(Dataset records)
========

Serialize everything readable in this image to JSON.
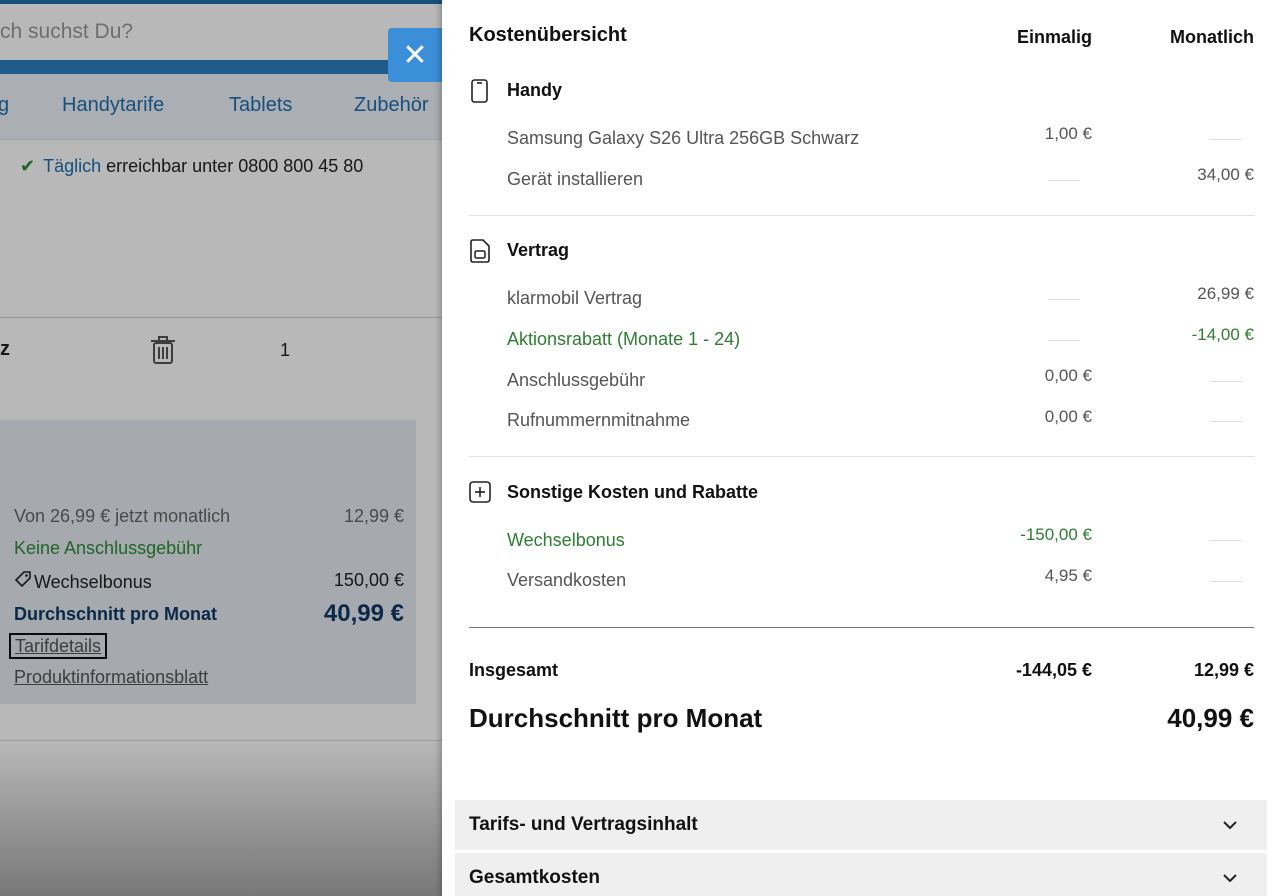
{
  "background_page": {
    "search_placeholder": "ch suchst Du?",
    "nav_items": [
      {
        "label": "g"
      },
      {
        "label": "Handytarife"
      },
      {
        "label": "Tablets"
      },
      {
        "label": "Zubehör"
      }
    ],
    "hotline": {
      "highlight": "Täglich",
      "text": " erreichbar unter 0800 800 45 80"
    },
    "product_name_fragment": "z",
    "quantity": "1",
    "tariff_box": {
      "monthly_label": "Von 26,99 € jetzt monatlich",
      "monthly_value": "12,99 €",
      "no_fee_label": "Keine Anschlussgebühr",
      "bonus_label": "Wechselbonus",
      "bonus_value": "150,00 €",
      "avg_label": "Durchschnitt pro Monat",
      "avg_value": "40,99 €",
      "link_tarifdetails": "Tarifdetails",
      "link_produktinfo": "Produktinformationsblatt"
    }
  },
  "drawer": {
    "close_label": "✕",
    "title": "Kostenübersicht",
    "col_once": "Einmalig",
    "col_monthly": "Monatlich",
    "sections": {
      "handy": {
        "title": "Handy",
        "items": [
          {
            "label": "Samsung Galaxy S26 Ultra 256GB Schwarz",
            "once": "1,00 €",
            "monthly": ""
          },
          {
            "label": "Gerät installieren",
            "once": "",
            "monthly": "34,00 €"
          }
        ]
      },
      "vertrag": {
        "title": "Vertrag",
        "items": [
          {
            "label": "klarmobil Vertrag",
            "once": "",
            "monthly": "26,99 €"
          },
          {
            "label": "Aktionsrabatt (Monate 1 - 24)",
            "once": "",
            "monthly": "-14,00 €"
          },
          {
            "label": "Anschlussgebühr",
            "once": "0,00 €",
            "monthly": ""
          },
          {
            "label": "Rufnummernmitnahme",
            "once": "0,00 €",
            "monthly": ""
          }
        ]
      },
      "sonstige": {
        "title": "Sonstige Kosten und Rabatte",
        "items": [
          {
            "label": "Wechselbonus",
            "once": "-150,00 €",
            "monthly": ""
          },
          {
            "label": "Versandkosten",
            "once": "4,95 €",
            "monthly": ""
          }
        ]
      }
    },
    "total": {
      "label": "Insgesamt",
      "once": "-144,05 €",
      "monthly": "12,99 €"
    },
    "average": {
      "label": "Durchschnitt pro Monat",
      "value": "40,99 €"
    },
    "accordions": [
      {
        "label": "Tarifs- und Vertragsinhalt"
      },
      {
        "label": "Gesamtkosten"
      }
    ]
  },
  "colors": {
    "accent": "#3b8fd8",
    "link": "#1f6fae",
    "discount": "#2e7d32",
    "navy": "#0e3a66"
  },
  "icons": [
    "phone-icon",
    "sim-card-icon",
    "plus-square-icon",
    "chevron-down-icon",
    "close-icon",
    "trash-icon",
    "tag-icon",
    "checkmark-icon"
  ]
}
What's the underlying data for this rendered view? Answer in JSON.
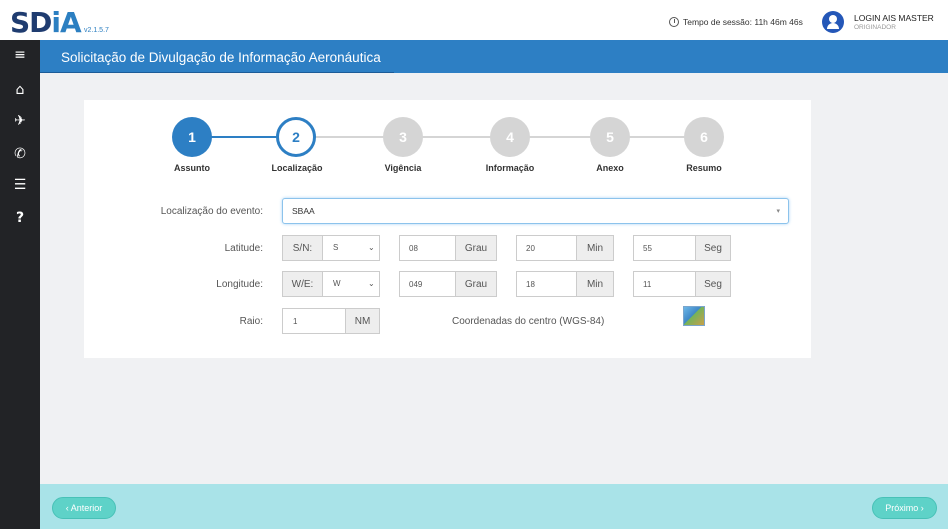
{
  "header": {
    "logo_main": "SD",
    "logo_accent": "iA",
    "version": "v2.1.5.7",
    "session_text": "Tempo de sessão: 11h 46m 46s",
    "user_name": "LOGIN AIS MASTER",
    "user_role": "ORIGINADOR"
  },
  "sidebar": {
    "icons": [
      {
        "name": "menu-icon",
        "glyph": "≡"
      },
      {
        "name": "home-icon",
        "glyph": "⌂"
      },
      {
        "name": "plane-icon",
        "glyph": "✈"
      },
      {
        "name": "phone-icon",
        "glyph": "✆"
      },
      {
        "name": "list-icon",
        "glyph": "☰"
      },
      {
        "name": "help-icon",
        "glyph": "?"
      }
    ]
  },
  "page": {
    "title": "Solicitação de Divulgação de Informação Aeronáutica"
  },
  "wizard": {
    "steps": [
      {
        "num": "1",
        "label": "Assunto",
        "state": "done"
      },
      {
        "num": "2",
        "label": "Localização",
        "state": "current"
      },
      {
        "num": "3",
        "label": "Vigência",
        "state": "pending"
      },
      {
        "num": "4",
        "label": "Informação",
        "state": "pending"
      },
      {
        "num": "5",
        "label": "Anexo",
        "state": "pending"
      },
      {
        "num": "6",
        "label": "Resumo",
        "state": "pending"
      }
    ],
    "colors": {
      "active": "#2d7fc4",
      "pending": "#d5d5d5"
    }
  },
  "form": {
    "location_label": "Localização do evento:",
    "location_value": "SBAA",
    "latitude_label": "Latitude:",
    "lat_hemi_label": "S/N:",
    "lat_hemi_value": "S",
    "lat_deg": "08",
    "lat_min": "20",
    "lat_sec": "55",
    "longitude_label": "Longitude:",
    "lon_hemi_label": "W/E:",
    "lon_hemi_value": "W",
    "lon_deg": "049",
    "lon_min": "18",
    "lon_sec": "11",
    "unit_deg": "Grau",
    "unit_min": "Min",
    "unit_sec": "Seg",
    "radius_label": "Raio:",
    "radius_value": "1",
    "radius_unit": "NM",
    "coords_label": "Coordenadas do centro (WGS-84)"
  },
  "footer": {
    "prev_label": "‹ Anterior",
    "next_label": "Próximo ›"
  }
}
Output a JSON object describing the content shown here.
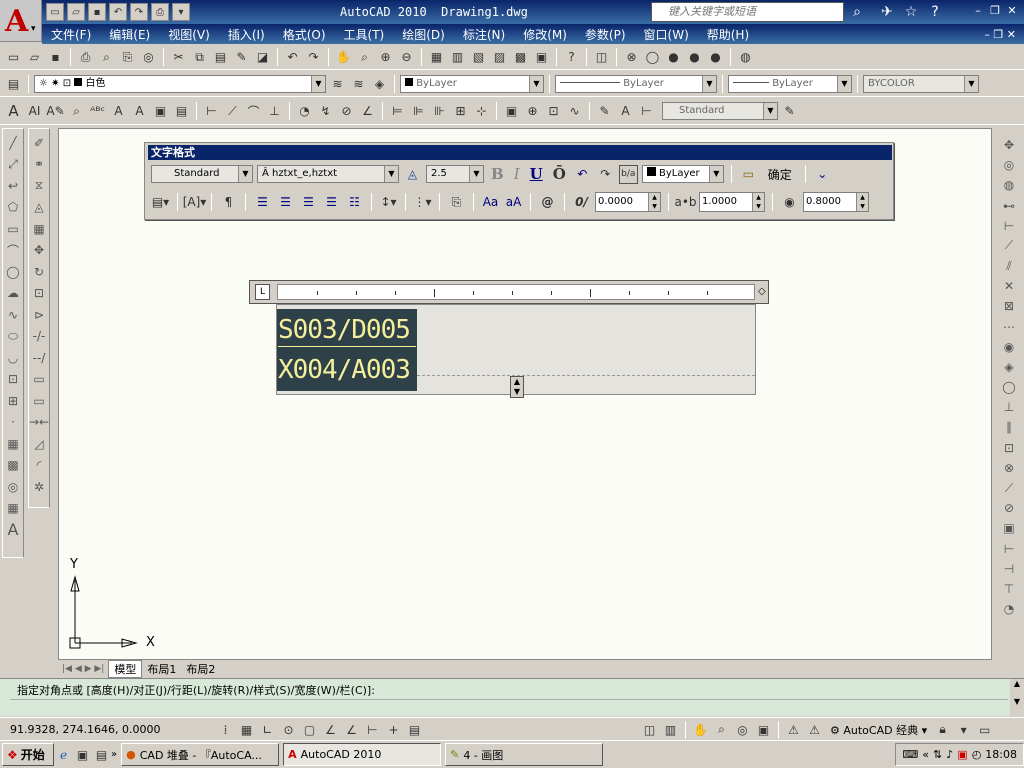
{
  "window": {
    "app_title": "AutoCAD 2010",
    "doc_title": "Drawing1.dwg",
    "search_placeholder": "键入关键字或短语"
  },
  "menu": [
    "文件(F)",
    "编辑(E)",
    "视图(V)",
    "插入(I)",
    "格式(O)",
    "工具(T)",
    "绘图(D)",
    "标注(N)",
    "修改(M)",
    "参数(P)",
    "窗口(W)",
    "帮助(H)"
  ],
  "layer_toolbar": {
    "layer_name": "白色",
    "color": "ByLayer",
    "linetype": "ByLayer",
    "lineweight": "ByLayer",
    "plot_style": "BYCOLOR"
  },
  "styles_toolbar": {
    "dim_style": "Standard"
  },
  "text_format": {
    "title": "文字格式",
    "style": "Standard",
    "font": "hztxt_e,hztxt",
    "height": "2.5",
    "bold": "B",
    "italic": "I",
    "underline": "U",
    "overline": "Ō",
    "color": "ByLayer",
    "ok_label": "确定",
    "oblique": "0.0000",
    "tracking": "1.0000",
    "width_factor": "0.8000",
    "case_upper": "Aa",
    "case_lower": "aA",
    "symbol": "@"
  },
  "editor": {
    "line1": "S003/D005",
    "line2": "X004/A003"
  },
  "ucs": {
    "x": "X",
    "y": "Y"
  },
  "layout_tabs": [
    "模型",
    "布局1",
    "布局2"
  ],
  "command": "指定对角点或 [高度(H)/对正(J)/行距(L)/旋转(R)/样式(S)/宽度(W)/栏(C)]:",
  "status": {
    "coords": "91.9328, 274.1646, 0.0000",
    "workspace": "AutoCAD 经典"
  },
  "taskbar": {
    "start": "开始",
    "tasks": [
      "CAD 堆叠 - 『AutoCA...",
      "AutoCAD 2010",
      "4 - 画图"
    ],
    "clock": "18:08"
  }
}
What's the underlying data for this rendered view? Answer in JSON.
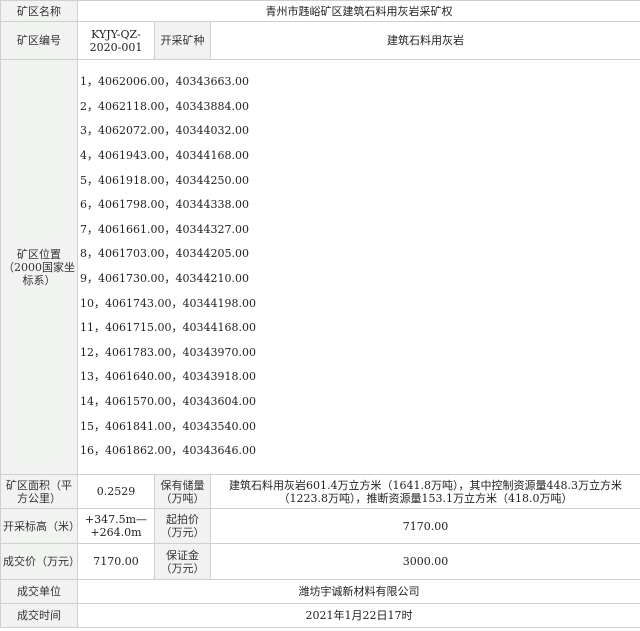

========

Each line above is to be copied verbatim. Drop any image from the copy.

• **Problem solution**
Serialize everything readable in this image to JSON.
{
  "background_page": {
    "search_placeholder": "ch suchst Du?",
    "nav_items": [
      {
        "label": "g"
      },
      {
        "label": "Handytarife"
      },
      {
        "label": "Tablets"
      },
      {
        "label": "Zubehör"
      }
    ],
    "hotline": {
      "highlight": "Täglich",
      "text": " erreichbar unter 0800 800 45 80"
    },
    "product_name_fragment": "z",
    "quantity": "1",
    "tariff_box": {
      "monthly_label": "Von 26,99 € jetzt monatlich",
      "monthly_value": "12,99 €",
      "no_fee_label": "Keine Anschlussgebühr",
      "bonus_label": "Wechselbonus",
      "bonus_value": "150,00 €",
      "avg_label": "Durchschnitt pro Monat",
      "avg_value": "40,99 €",
      "link_tarifdetails": "Tarifdetails",
      "link_produktinfo": "Produktinformationsblatt"
    }
  },
  "drawer": {
    "close_label": "✕",
    "title": "Kostenübersicht",
    "col_once": "Einmalig",
    "col_monthly": "Monatlich",
    "sections": {
      "handy": {
        "title": "Handy",
        "items": [
          {
            "label": "Samsung Galaxy S26 Ultra 256GB Schwarz",
            "once": "1,00 €",
            "monthly": ""
          },
          {
            "label": "Gerät installieren",
            "once": "",
            "monthly": "34,00 €"
          }
        ]
      },
      "vertrag": {
        "title": "Vertrag",
        "items": [
          {
            "label": "klarmobil Vertrag",
            "once": "",
            "monthly": "26,99 €"
          },
          {
            "label": "Aktionsrabatt (Monate 1 - 24)",
            "once": "",
            "monthly": "-14,00 €"
          },
          {
            "label": "Anschlussgebühr",
            "once": "0,00 €",
            "monthly": ""
          },
          {
            "label": "Rufnummernmitnahme",
            "once": "0,00 €",
            "monthly": ""
          }
        ]
      },
      "sonstige": {
        "title": "Sonstige Kosten und Rabatte",
        "items": [
          {
            "label": "Wechselbonus",
            "once": "-150,00 €",
            "monthly": ""
          },
          {
            "label": "Versandkosten",
            "once": "4,95 €",
            "monthly": ""
          }
        ]
      }
    },
    "total": {
      "label": "Insgesamt",
      "once": "-144,05 €",
      "monthly": "12,99 €"
    },
    "average": {
      "label": "Durchschnitt pro Monat",
      "value": "40,99 €"
    },
    "accordions": [
      {
        "label": "Tarifs- und Vertragsinhalt"
      },
      {
        "label": "Gesamtkosten"
      }
    ]
  },
  "colors": {
    "accent": "#3b8fd8",
    "link": "#1f6fae",
    "discount": "#2e7d32",
    "navy": "#0e3a66"
  },
  "icons": [
    "phone-icon",
    "sim-card-icon",
    "plus-square-icon",
    "chevron-down-icon",
    "close-icon",
    "trash-icon",
    "tag-icon",
    "checkmark-icon"
  ]
}
What's the underlying data for this rendered view? Answer in JSON.
{
  "header": {
    "logo_main": "SD",
    "logo_accent": "iA",
    "version": "v2.1.5.7",
    "session_text": "Tempo de sessão: 11h 46m 46s",
    "user_name": "LOGIN AIS MASTER",
    "user_role": "ORIGINADOR"
  },
  "sidebar": {
    "icons": [
      {
        "name": "menu-icon",
        "glyph": "≡"
      },
      {
        "name": "home-icon",
        "glyph": "⌂"
      },
      {
        "name": "plane-icon",
        "glyph": "✈"
      },
      {
        "name": "phone-icon",
        "glyph": "✆"
      },
      {
        "name": "list-icon",
        "glyph": "☰"
      },
      {
        "name": "help-icon",
        "glyph": "?"
      }
    ]
  },
  "page": {
    "title": "Solicitação de Divulgação de Informação Aeronáutica"
  },
  "wizard": {
    "steps": [
      {
        "num": "1",
        "label": "Assunto",
        "state": "done"
      },
      {
        "num": "2",
        "label": "Localização",
        "state": "current"
      },
      {
        "num": "3",
        "label": "Vigência",
        "state": "pending"
      },
      {
        "num": "4",
        "label": "Informação",
        "state": "pending"
      },
      {
        "num": "5",
        "label": "Anexo",
        "state": "pending"
      },
      {
        "num": "6",
        "label": "Resumo",
        "state": "pending"
      }
    ],
    "colors": {
      "active": "#2d7fc4",
      "pending": "#d5d5d5"
    }
  },
  "form": {
    "location_label": "Localização do evento:",
    "location_value": "SBAA",
    "latitude_label": "Latitude:",
    "lat_hemi_label": "S/N:",
    "lat_hemi_value": "S",
    "lat_deg": "08",
    "lat_min": "20",
    "lat_sec": "55",
    "longitude_label": "Longitude:",
    "lon_hemi_label": "W/E:",
    "lon_hemi_value": "W",
    "lon_deg": "049",
    "lon_min": "18",
    "lon_sec": "11",
    "unit_deg": "Grau",
    "unit_min": "Min",
    "unit_sec": "Seg",
    "radius_label": "Raio:",
    "radius_value": "1",
    "radius_unit": "NM",
    "coords_label": "Coordenadas do centro (WGS-84)"
  },
  "footer": {
    "prev_label": "‹ Anterior",
    "next_label": "Próximo ›"
  }
}
Output a JSON object describing the content shown here.
{
  "window": {
    "app_title": "AutoCAD 2010",
    "doc_title": "Drawing1.dwg",
    "search_placeholder": "键入关键字或短语"
  },
  "menu": [
    "文件(F)",
    "编辑(E)",
    "视图(V)",
    "插入(I)",
    "格式(O)",
    "工具(T)",
    "绘图(D)",
    "标注(N)",
    "修改(M)",
    "参数(P)",
    "窗口(W)",
    "帮助(H)"
  ],
  "layer_toolbar": {
    "layer_name": "白色",
    "color": "ByLayer",
    "linetype": "ByLayer",
    "lineweight": "ByLayer",
    "plot_style": "BYCOLOR"
  },
  "styles_toolbar": {
    "dim_style": "Standard"
  },
  "text_format": {
    "title": "文字格式",
    "style": "Standard",
    "font": "hztxt_e,hztxt",
    "height": "2.5",
    "bold": "B",
    "italic": "I",
    "underline": "U",
    "overline": "Ō",
    "color": "ByLayer",
    "ok_label": "确定",
    "oblique": "0.0000",
    "tracking": "1.0000",
    "width_factor": "0.8000",
    "case_upper": "Aa",
    "case_lower": "aA",
    "symbol": "@"
  },
  "editor": {
    "line1": "S003/D005",
    "line2": "X004/A003"
  },
  "ucs": {
    "x": "X",
    "y": "Y"
  },
  "layout_tabs": [
    "模型",
    "布局1",
    "布局2"
  ],
  "command": "指定对角点或 [高度(H)/对正(J)/行距(L)/旋转(R)/样式(S)/宽度(W)/栏(C)]:",
  "status": {
    "coords": "91.9328, 274.1646, 0.0000",
    "workspace": "AutoCAD 经典"
  },
  "taskbar": {
    "start": "开始",
    "tasks": [
      "CAD 堆叠 - 『AutoCA...",
      "AutoCAD 2010",
      "4 - 画图"
    ],
    "clock": "18:08"
  }
}
What's the underlying data for this rendered view? Answer in JSON.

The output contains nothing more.